GIVEN TASK: Restate the records below word for word, and omit the images they hold.

(Figure record listings)
»»

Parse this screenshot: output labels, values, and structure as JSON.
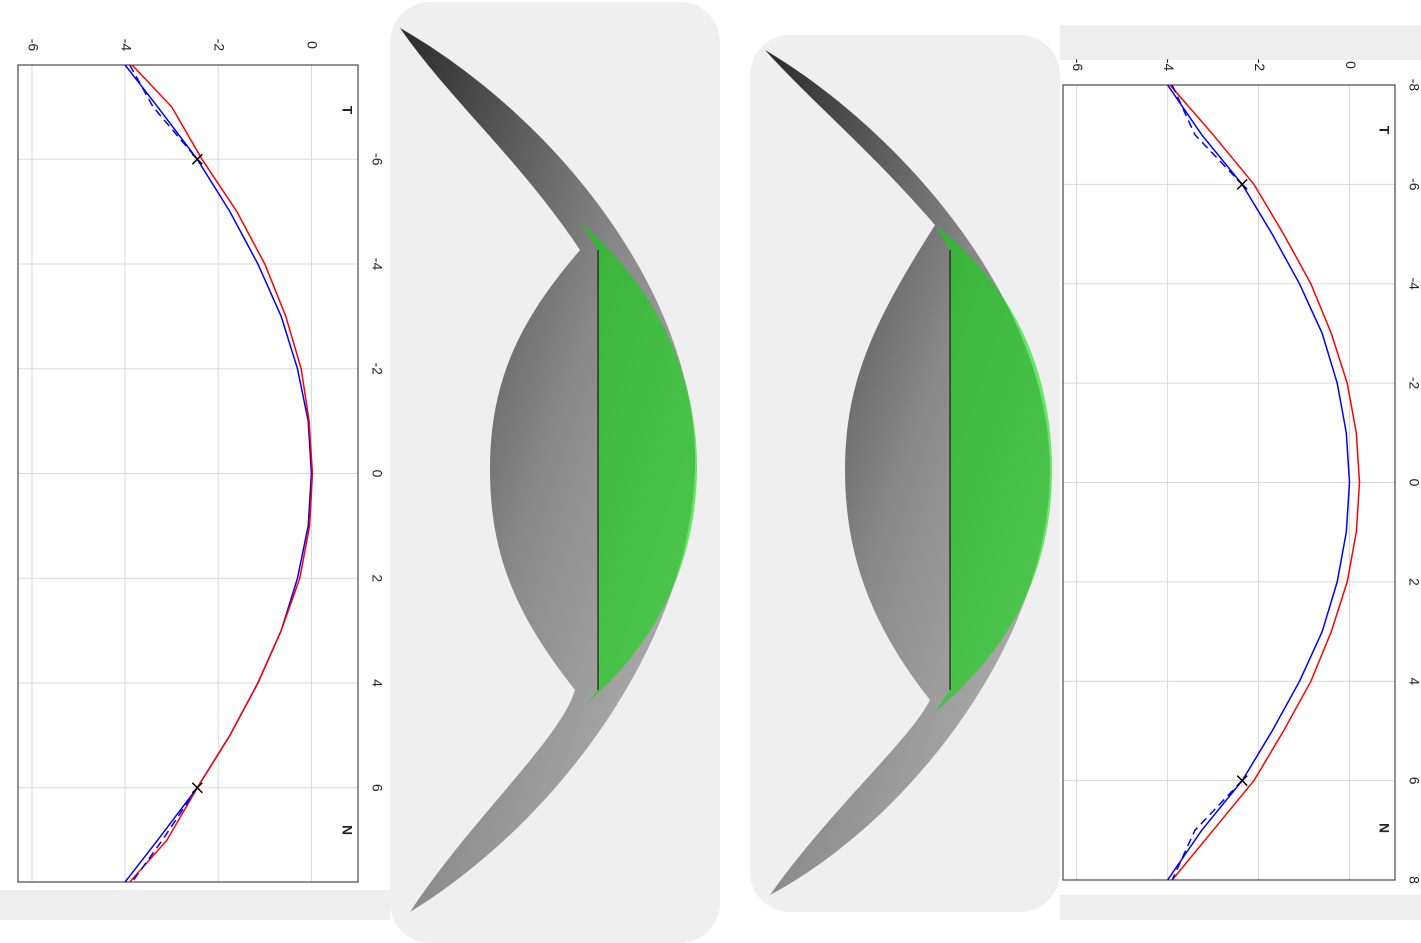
{
  "chart_data": [
    {
      "type": "line",
      "xlim": [
        -7.8,
        7.8
      ],
      "ylim": [
        -6.3,
        1
      ],
      "xticks": [
        -6,
        -4,
        -2,
        0,
        2,
        4,
        6
      ],
      "yticks": [
        -6,
        -4,
        -2,
        0
      ],
      "grid": true,
      "annotations": [
        "T",
        "N"
      ],
      "x": [
        -7.8,
        -7,
        -6,
        -5,
        -4,
        -3,
        -2,
        -1,
        0,
        1,
        2,
        3,
        4,
        5,
        6,
        7,
        7.8
      ],
      "series": [
        {
          "color": "#0000ff",
          "style": "solid",
          "values": [
            -4.0,
            -3.3,
            -2.45,
            -1.75,
            -1.15,
            -0.65,
            -0.3,
            -0.07,
            0,
            -0.07,
            -0.3,
            -0.65,
            -1.15,
            -1.75,
            -2.45,
            -3.3,
            -4.0
          ]
        },
        {
          "color": "#ff0000",
          "style": "solid",
          "values": [
            -3.85,
            -3.0,
            -2.35,
            -1.6,
            -1.0,
            -0.55,
            -0.22,
            -0.05,
            0.02,
            -0.04,
            -0.25,
            -0.65,
            -1.15,
            -1.75,
            -2.45,
            -3.1,
            -3.9
          ]
        },
        {
          "color": "#0000ff",
          "style": "dashed",
          "values": [
            -3.9,
            -3.4,
            -2.45,
            null,
            null,
            null,
            null,
            null,
            null,
            null,
            null,
            null,
            null,
            null,
            -2.45,
            -3.2,
            -3.85
          ]
        }
      ],
      "markers": {
        "color": "#000000",
        "x": [
          -6,
          6
        ],
        "values": [
          -2.45,
          -2.45
        ]
      }
    },
    {
      "type": "line",
      "xlim": [
        -8,
        8
      ],
      "ylim": [
        -6.3,
        1
      ],
      "xticks": [
        -8,
        -6,
        -4,
        -2,
        0,
        2,
        4,
        6,
        8
      ],
      "yticks": [
        -6,
        -4,
        -2,
        0
      ],
      "grid": true,
      "annotations": [
        "T",
        "N"
      ],
      "x": [
        -8,
        -7,
        -6,
        -5,
        -4,
        -3,
        -2,
        -1,
        0,
        1,
        2,
        3,
        4,
        5,
        6,
        7,
        8
      ],
      "series": [
        {
          "color": "#0000ff",
          "style": "solid",
          "values": [
            -4.0,
            -3.25,
            -2.36,
            -1.7,
            -1.1,
            -0.6,
            -0.27,
            -0.07,
            0,
            -0.07,
            -0.27,
            -0.6,
            -1.1,
            -1.7,
            -2.36,
            -3.25,
            -4.0
          ]
        },
        {
          "color": "#ff0000",
          "style": "solid",
          "values": [
            -3.95,
            -3.0,
            -2.1,
            -1.45,
            -0.85,
            -0.4,
            -0.05,
            0.15,
            0.22,
            0.15,
            -0.05,
            -0.4,
            -0.85,
            -1.45,
            -2.1,
            -3.0,
            -3.9
          ]
        },
        {
          "color": "#0000ff",
          "style": "dashed",
          "values": [
            -3.9,
            -3.4,
            -2.36,
            null,
            null,
            null,
            null,
            null,
            null,
            null,
            null,
            null,
            null,
            null,
            -2.36,
            -3.4,
            -3.9
          ]
        }
      ],
      "markers": {
        "color": "#000000",
        "x": [
          -6,
          6
        ],
        "values": [
          -2.36,
          -2.36
        ]
      }
    }
  ]
}
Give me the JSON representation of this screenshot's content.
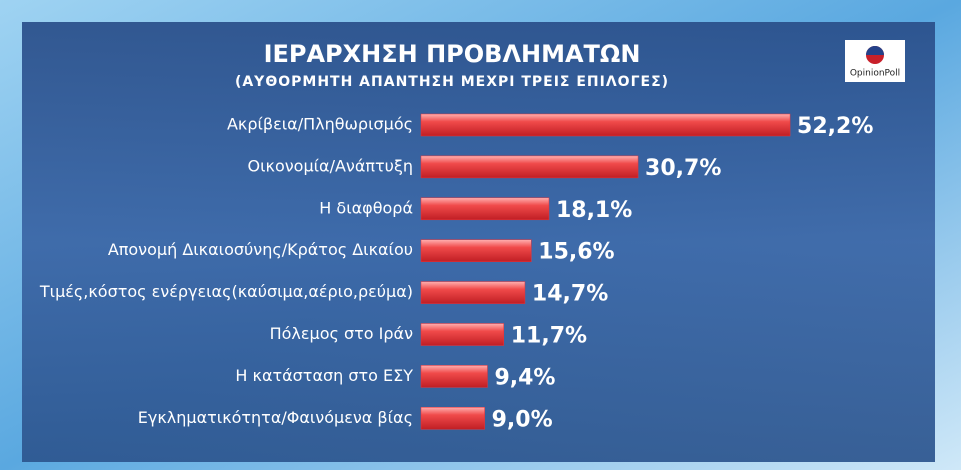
{
  "chart_data": {
    "type": "bar",
    "orientation": "horizontal",
    "title": "ΙΕΡΑΡΧΗΣΗ  ΠΡΟΒΛΗΜΑΤΩΝ",
    "subtitle": "(ΑΥΘΟΡΜΗΤΗ  ΑΠΑΝΤΗΣΗ  ΜΕΧΡΙ  ΤΡΕΙΣ  ΕΠΙΛΟΓΕΣ)",
    "logo": "OpinionPoll",
    "categories": [
      "Ακρίβεια/Πληθωρισμός",
      "Οικονομία/Ανάπτυξη",
      "Η  διαφθορά",
      "Απονομή  Δικαιοσύνης/Κράτος  Δικαίου",
      "Τιμές,κόστος  ενέργειας(καύσιμα,αέριο,ρεύμα)",
      "Πόλεμος  στο  Ιράν",
      "Η  κατάσταση  στο  ΕΣΥ",
      "Εγκληματικότητα/Φαινόμενα  βίας"
    ],
    "values": [
      52.2,
      30.7,
      18.1,
      15.6,
      14.7,
      11.7,
      9.4,
      9.0
    ],
    "value_labels": [
      "52,2%",
      "30,7%",
      "18,1%",
      "15,6%",
      "14,7%",
      "11,7%",
      "9,4%",
      "9,0%"
    ],
    "color": "#e8343a"
  }
}
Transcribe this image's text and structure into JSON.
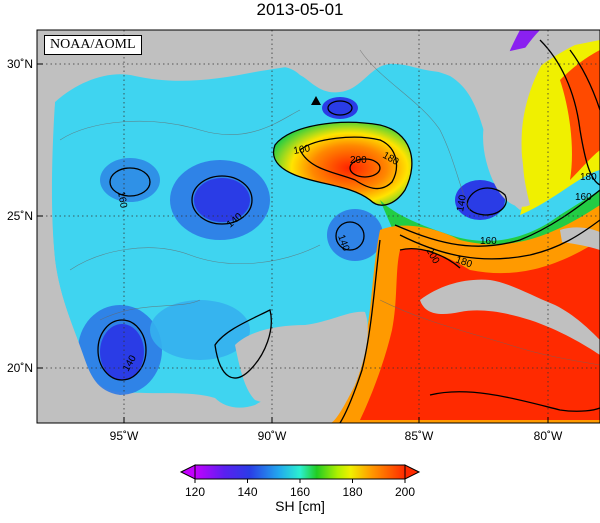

««

RESPONSE TO THIS TASK:
Parse this screenshot: output labels, values, and structure as JSON.
{
  "chart_data": [
    {
      "type": "line",
      "xlim": [
        -7.8,
        7.8
      ],
      "ylim": [
        -6.3,
        1
      ],
      "xticks": [
        -6,
        -4,
        -2,
        0,
        2,
        4,
        6
      ],
      "yticks": [
        -6,
        -4,
        -2,
        0
      ],
      "grid": true,
      "annotations": [
        "T",
        "N"
      ],
      "x": [
        -7.8,
        -7,
        -6,
        -5,
        -4,
        -3,
        -2,
        -1,
        0,
        1,
        2,
        3,
        4,
        5,
        6,
        7,
        7.8
      ],
      "series": [
        {
          "color": "#0000ff",
          "style": "solid",
          "values": [
            -4.0,
            -3.3,
            -2.45,
            -1.75,
            -1.15,
            -0.65,
            -0.3,
            -0.07,
            0,
            -0.07,
            -0.3,
            -0.65,
            -1.15,
            -1.75,
            -2.45,
            -3.3,
            -4.0
          ]
        },
        {
          "color": "#ff0000",
          "style": "solid",
          "values": [
            -3.85,
            -3.0,
            -2.35,
            -1.6,
            -1.0,
            -0.55,
            -0.22,
            -0.05,
            0.02,
            -0.04,
            -0.25,
            -0.65,
            -1.15,
            -1.75,
            -2.45,
            -3.1,
            -3.9
          ]
        },
        {
          "color": "#0000ff",
          "style": "dashed",
          "values": [
            -3.9,
            -3.4,
            -2.45,
            null,
            null,
            null,
            null,
            null,
            null,
            null,
            null,
            null,
            null,
            null,
            -2.45,
            -3.2,
            -3.85
          ]
        }
      ],
      "markers": {
        "color": "#000000",
        "x": [
          -6,
          6
        ],
        "values": [
          -2.45,
          -2.45
        ]
      }
    },
    {
      "type": "line",
      "xlim": [
        -8,
        8
      ],
      "ylim": [
        -6.3,
        1
      ],
      "xticks": [
        -8,
        -6,
        -4,
        -2,
        0,
        2,
        4,
        6,
        8
      ],
      "yticks": [
        -6,
        -4,
        -2,
        0
      ],
      "grid": true,
      "annotations": [
        "T",
        "N"
      ],
      "x": [
        -8,
        -7,
        -6,
        -5,
        -4,
        -3,
        -2,
        -1,
        0,
        1,
        2,
        3,
        4,
        5,
        6,
        7,
        8
      ],
      "series": [
        {
          "color": "#0000ff",
          "style": "solid",
          "values": [
            -4.0,
            -3.25,
            -2.36,
            -1.7,
            -1.1,
            -0.6,
            -0.27,
            -0.07,
            0,
            -0.07,
            -0.27,
            -0.6,
            -1.1,
            -1.7,
            -2.36,
            -3.25,
            -4.0
          ]
        },
        {
          "color": "#ff0000",
          "style": "solid",
          "values": [
            -3.95,
            -3.0,
            -2.1,
            -1.45,
            -0.85,
            -0.4,
            -0.05,
            0.15,
            0.22,
            0.15,
            -0.05,
            -0.4,
            -0.85,
            -1.45,
            -2.1,
            -3.0,
            -3.9
          ]
        },
        {
          "color": "#0000ff",
          "style": "dashed",
          "values": [
            -3.9,
            -3.4,
            -2.36,
            null,
            null,
            null,
            null,
            null,
            null,
            null,
            null,
            null,
            null,
            null,
            -2.36,
            -3.4,
            -3.9
          ]
        }
      ],
      "markers": {
        "color": "#000000",
        "x": [
          -6,
          6
        ],
        "values": [
          -2.36,
          -2.36
        ]
      }
    }
  ]
}
Give me the JSON representation of this screenshot's content.
{
  "chart_data": {
    "type": "bar",
    "orientation": "horizontal",
    "title": "ΙΕΡΑΡΧΗΣΗ  ΠΡΟΒΛΗΜΑΤΩΝ",
    "subtitle": "(ΑΥΘΟΡΜΗΤΗ  ΑΠΑΝΤΗΣΗ  ΜΕΧΡΙ  ΤΡΕΙΣ  ΕΠΙΛΟΓΕΣ)",
    "logo": "OpinionPoll",
    "categories": [
      "Ακρίβεια/Πληθωρισμός",
      "Οικονομία/Ανάπτυξη",
      "Η  διαφθορά",
      "Απονομή  Δικαιοσύνης/Κράτος  Δικαίου",
      "Τιμές,κόστος  ενέργειας(καύσιμα,αέριο,ρεύμα)",
      "Πόλεμος  στο  Ιράν",
      "Η  κατάσταση  στο  ΕΣΥ",
      "Εγκληματικότητα/Φαινόμενα  βίας"
    ],
    "values": [
      52.2,
      30.7,
      18.1,
      15.6,
      14.7,
      11.7,
      9.4,
      9.0
    ],
    "value_labels": [
      "52,2%",
      "30,7%",
      "18,1%",
      "15,6%",
      "14,7%",
      "11,7%",
      "9,4%",
      "9,0%"
    ],
    "color": "#e8343a"
  }
}
Transcribe this image's text and structure into JSON.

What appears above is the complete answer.